
==Notable interments==
Between 1788 and 1868, it served as the sole cemetery for the entire metropolitan area of Munich, resulting in the presence of notable graves belonging to several prominent figures from that period in Munich's history.
- Albrecht Adam - painter, 1786-1862
- Max Emanuel Ainmiller – painter, 1807–1870
- Franz Xaver von Baader – philosopher, 1765–1841
- Jakob Bauer – first mayor, 1787–1854
- Theodor von Bischoff – anatomist and physician, 1807–1882
- Gottlieb Bodmer – painter and lithographer, 1804–1837
- Roman Anton Boos – sculptor, 1730–1810
- Friedrich Brugger – sculptor (1815–1870)

(Items from a dataset)
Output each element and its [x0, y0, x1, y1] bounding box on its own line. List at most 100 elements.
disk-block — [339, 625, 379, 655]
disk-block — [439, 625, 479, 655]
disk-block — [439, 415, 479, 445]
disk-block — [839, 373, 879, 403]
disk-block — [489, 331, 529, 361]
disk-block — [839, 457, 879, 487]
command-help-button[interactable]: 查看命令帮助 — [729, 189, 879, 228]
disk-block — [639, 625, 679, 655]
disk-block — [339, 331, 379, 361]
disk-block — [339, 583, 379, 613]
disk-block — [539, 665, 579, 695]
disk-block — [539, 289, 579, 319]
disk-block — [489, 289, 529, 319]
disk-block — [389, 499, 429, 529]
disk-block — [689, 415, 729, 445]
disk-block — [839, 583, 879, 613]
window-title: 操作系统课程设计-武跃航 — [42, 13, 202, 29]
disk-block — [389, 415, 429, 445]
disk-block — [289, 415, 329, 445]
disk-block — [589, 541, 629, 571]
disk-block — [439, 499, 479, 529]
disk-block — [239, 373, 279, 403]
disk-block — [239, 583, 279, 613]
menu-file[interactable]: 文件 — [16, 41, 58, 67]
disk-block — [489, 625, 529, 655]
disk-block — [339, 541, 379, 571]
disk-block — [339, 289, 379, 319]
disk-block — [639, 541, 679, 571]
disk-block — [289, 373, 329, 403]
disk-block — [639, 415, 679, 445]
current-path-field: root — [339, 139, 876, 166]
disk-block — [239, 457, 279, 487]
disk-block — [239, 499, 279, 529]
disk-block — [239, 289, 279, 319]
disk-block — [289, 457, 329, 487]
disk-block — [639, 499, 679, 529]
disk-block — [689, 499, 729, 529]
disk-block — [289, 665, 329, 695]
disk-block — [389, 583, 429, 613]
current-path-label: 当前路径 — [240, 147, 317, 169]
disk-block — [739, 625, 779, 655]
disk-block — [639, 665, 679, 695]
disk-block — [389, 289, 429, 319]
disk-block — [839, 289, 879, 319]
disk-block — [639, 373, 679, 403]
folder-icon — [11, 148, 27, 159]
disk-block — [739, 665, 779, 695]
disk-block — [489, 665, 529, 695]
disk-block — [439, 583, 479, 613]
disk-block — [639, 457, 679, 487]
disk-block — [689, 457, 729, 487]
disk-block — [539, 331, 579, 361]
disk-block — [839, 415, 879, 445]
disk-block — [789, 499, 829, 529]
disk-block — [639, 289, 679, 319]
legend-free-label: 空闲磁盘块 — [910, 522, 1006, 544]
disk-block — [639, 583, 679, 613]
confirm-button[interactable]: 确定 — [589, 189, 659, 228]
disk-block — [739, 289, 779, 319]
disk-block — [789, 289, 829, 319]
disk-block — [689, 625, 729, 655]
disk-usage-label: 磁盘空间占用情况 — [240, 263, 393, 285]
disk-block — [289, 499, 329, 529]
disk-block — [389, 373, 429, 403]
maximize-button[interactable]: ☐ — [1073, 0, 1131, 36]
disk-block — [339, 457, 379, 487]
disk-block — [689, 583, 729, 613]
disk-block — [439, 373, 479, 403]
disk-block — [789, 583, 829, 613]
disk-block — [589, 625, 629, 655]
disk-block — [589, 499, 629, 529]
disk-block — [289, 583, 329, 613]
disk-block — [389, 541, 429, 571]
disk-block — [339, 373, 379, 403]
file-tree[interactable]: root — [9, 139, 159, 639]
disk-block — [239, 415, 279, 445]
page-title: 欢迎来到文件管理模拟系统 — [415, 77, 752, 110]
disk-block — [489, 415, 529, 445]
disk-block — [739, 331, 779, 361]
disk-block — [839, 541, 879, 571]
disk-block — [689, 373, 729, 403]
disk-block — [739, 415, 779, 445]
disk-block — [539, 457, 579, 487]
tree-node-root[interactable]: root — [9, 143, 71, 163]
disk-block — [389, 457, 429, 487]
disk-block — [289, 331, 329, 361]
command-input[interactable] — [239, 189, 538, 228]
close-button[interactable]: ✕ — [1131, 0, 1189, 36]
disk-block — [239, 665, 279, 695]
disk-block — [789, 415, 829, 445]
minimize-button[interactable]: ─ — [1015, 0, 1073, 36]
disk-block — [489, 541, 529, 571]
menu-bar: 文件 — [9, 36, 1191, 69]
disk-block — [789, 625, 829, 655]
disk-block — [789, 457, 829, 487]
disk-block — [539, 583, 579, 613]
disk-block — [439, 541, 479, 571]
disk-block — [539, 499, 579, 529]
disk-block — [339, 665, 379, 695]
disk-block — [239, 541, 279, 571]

### What to do
Summarize the text about notable burials in two sentences.

### Expected output
From 1788 to 1868 the cemetery was the only one for the whole metropolitan area of Munich, so several prominent figures from that period are buried there. Those listed include the painters Albrecht Adam and Max Emanuel Ainmiller, the philosopher Franz Xaver von Baader, the first mayor Jakob Bauer, the anatomist and physician Theodor von Bischoff, the painter and lithographer Gottlieb Bodmer, and the sculptors Roman Anton Boos and Friedrich Brugger.